■ Directions for this task
A single number is the answer here: how many lines of the entries contain "hier"?

* Start *

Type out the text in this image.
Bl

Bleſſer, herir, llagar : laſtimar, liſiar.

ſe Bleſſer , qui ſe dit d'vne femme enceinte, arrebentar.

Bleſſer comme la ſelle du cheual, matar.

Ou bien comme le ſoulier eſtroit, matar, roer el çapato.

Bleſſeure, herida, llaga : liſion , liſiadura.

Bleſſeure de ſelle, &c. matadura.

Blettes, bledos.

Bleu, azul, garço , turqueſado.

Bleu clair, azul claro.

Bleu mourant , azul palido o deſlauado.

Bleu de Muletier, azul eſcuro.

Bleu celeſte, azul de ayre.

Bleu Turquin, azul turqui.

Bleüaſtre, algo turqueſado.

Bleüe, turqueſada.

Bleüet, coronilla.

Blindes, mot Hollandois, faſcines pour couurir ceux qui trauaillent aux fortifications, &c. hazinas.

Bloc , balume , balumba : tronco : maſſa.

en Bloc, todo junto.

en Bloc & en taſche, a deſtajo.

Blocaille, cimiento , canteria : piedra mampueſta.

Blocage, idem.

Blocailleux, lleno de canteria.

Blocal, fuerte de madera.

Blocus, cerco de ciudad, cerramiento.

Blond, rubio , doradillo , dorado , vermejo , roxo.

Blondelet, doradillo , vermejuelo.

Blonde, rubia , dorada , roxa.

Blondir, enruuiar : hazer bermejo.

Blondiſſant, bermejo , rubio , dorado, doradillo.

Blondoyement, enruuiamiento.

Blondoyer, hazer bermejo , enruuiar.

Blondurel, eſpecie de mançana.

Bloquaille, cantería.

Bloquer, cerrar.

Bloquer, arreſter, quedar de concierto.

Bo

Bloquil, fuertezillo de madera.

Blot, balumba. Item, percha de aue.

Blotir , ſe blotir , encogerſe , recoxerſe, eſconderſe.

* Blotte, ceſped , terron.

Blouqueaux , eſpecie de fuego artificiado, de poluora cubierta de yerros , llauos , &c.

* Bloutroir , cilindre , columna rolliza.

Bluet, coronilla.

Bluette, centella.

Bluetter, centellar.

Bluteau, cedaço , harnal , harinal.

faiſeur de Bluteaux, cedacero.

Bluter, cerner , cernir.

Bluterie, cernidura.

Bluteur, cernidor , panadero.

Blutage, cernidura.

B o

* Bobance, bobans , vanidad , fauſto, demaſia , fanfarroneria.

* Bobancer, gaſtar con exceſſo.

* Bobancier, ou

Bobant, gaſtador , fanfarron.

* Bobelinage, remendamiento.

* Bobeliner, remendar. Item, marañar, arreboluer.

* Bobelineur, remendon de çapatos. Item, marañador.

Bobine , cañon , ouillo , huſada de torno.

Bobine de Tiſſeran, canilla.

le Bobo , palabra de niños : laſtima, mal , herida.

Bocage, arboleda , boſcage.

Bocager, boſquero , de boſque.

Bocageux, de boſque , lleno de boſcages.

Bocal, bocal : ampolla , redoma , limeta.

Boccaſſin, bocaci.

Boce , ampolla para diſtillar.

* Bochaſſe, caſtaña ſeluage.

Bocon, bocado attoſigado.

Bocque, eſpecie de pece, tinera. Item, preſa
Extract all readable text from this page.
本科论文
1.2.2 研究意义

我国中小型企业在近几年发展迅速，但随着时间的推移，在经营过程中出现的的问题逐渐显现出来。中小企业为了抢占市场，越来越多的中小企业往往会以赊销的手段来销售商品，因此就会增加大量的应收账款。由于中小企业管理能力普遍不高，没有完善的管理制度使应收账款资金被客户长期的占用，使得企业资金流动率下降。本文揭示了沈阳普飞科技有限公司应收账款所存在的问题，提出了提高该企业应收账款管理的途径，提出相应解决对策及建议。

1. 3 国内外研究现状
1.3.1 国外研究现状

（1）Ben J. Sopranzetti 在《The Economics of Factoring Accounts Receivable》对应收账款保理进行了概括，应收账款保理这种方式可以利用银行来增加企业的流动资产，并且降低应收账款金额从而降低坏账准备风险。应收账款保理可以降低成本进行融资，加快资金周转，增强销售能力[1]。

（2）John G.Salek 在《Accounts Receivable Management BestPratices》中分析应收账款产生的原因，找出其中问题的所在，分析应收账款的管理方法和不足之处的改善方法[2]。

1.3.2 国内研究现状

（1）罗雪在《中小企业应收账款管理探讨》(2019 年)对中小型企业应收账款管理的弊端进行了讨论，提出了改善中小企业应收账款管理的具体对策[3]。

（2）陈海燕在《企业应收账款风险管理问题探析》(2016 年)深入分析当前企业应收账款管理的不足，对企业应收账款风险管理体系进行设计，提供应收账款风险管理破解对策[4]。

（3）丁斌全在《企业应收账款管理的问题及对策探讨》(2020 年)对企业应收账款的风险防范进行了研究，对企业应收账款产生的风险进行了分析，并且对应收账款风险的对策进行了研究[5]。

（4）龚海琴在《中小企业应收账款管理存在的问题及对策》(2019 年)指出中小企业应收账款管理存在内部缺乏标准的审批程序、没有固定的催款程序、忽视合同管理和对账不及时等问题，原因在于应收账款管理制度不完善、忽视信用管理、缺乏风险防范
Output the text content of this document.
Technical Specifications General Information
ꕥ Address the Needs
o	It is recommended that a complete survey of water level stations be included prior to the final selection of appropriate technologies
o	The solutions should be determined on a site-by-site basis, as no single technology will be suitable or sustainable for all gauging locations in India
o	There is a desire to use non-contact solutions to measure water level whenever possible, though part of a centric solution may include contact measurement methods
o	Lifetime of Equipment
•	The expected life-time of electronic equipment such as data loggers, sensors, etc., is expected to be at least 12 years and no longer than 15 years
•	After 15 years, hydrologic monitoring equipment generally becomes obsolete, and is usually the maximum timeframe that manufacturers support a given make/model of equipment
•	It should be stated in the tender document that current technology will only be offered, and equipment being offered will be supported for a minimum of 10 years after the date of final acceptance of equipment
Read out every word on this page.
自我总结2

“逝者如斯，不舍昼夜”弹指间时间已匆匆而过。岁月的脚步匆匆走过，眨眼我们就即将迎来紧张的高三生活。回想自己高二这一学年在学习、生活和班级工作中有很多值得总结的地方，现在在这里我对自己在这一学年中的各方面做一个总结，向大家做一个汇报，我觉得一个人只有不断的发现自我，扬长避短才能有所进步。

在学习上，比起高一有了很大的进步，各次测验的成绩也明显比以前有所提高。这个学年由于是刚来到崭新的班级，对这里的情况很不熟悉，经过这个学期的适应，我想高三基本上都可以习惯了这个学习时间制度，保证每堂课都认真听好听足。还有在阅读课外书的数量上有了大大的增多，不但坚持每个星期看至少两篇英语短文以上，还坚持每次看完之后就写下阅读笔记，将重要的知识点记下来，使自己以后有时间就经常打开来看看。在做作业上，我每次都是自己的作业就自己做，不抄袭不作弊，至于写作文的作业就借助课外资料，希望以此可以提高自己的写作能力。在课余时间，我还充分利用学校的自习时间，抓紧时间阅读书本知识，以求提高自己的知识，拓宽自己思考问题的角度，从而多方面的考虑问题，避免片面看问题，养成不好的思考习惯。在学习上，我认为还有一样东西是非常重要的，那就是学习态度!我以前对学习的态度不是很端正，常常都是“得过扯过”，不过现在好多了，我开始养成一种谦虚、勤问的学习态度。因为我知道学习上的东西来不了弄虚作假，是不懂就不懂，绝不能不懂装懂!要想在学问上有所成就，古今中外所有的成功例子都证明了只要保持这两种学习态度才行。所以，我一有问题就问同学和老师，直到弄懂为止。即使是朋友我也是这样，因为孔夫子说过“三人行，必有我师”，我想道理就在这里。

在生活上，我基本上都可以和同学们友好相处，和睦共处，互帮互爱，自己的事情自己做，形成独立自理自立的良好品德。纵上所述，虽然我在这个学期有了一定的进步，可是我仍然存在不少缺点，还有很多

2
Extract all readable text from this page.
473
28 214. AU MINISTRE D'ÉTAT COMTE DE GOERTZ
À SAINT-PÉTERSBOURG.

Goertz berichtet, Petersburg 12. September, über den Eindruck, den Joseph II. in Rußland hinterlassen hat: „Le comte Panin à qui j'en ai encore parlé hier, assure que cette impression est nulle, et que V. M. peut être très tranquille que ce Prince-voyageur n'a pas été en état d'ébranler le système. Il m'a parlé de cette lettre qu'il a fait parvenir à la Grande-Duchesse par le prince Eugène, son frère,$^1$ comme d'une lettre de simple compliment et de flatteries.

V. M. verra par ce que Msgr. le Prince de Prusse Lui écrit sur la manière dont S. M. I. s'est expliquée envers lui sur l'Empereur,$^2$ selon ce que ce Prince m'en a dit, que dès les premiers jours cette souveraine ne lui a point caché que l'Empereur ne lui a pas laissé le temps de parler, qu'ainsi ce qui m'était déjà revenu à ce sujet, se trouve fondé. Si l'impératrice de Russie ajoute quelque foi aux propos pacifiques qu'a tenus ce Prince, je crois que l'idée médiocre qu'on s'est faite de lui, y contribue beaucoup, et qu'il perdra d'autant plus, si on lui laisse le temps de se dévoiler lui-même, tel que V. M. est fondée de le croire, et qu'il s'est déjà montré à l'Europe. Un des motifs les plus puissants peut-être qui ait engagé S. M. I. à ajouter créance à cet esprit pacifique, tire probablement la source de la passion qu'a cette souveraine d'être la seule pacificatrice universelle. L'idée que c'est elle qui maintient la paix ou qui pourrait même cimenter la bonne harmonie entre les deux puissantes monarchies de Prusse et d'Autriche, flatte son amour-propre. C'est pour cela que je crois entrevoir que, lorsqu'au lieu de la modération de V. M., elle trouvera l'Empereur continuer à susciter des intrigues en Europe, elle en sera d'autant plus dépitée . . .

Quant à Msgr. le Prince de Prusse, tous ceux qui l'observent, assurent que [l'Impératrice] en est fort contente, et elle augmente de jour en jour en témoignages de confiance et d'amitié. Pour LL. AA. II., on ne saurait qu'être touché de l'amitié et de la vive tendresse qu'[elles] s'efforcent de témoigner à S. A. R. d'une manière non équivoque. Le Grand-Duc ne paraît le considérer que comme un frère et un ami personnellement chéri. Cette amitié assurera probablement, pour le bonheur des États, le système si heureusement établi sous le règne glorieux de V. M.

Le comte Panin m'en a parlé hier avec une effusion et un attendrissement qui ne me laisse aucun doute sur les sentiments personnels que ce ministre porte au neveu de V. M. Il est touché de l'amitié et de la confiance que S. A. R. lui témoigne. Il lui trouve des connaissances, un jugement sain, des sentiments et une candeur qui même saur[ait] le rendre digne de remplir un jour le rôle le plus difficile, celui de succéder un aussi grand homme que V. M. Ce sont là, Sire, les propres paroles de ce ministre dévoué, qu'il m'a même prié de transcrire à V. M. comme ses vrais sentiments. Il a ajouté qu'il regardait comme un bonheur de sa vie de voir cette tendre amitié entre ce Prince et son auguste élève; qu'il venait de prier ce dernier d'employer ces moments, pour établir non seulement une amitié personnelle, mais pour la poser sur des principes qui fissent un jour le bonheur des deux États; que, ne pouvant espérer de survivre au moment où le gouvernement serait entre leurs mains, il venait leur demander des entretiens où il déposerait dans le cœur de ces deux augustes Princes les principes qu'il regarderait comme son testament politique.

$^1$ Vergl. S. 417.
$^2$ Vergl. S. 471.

* End *

■ Output of the task
2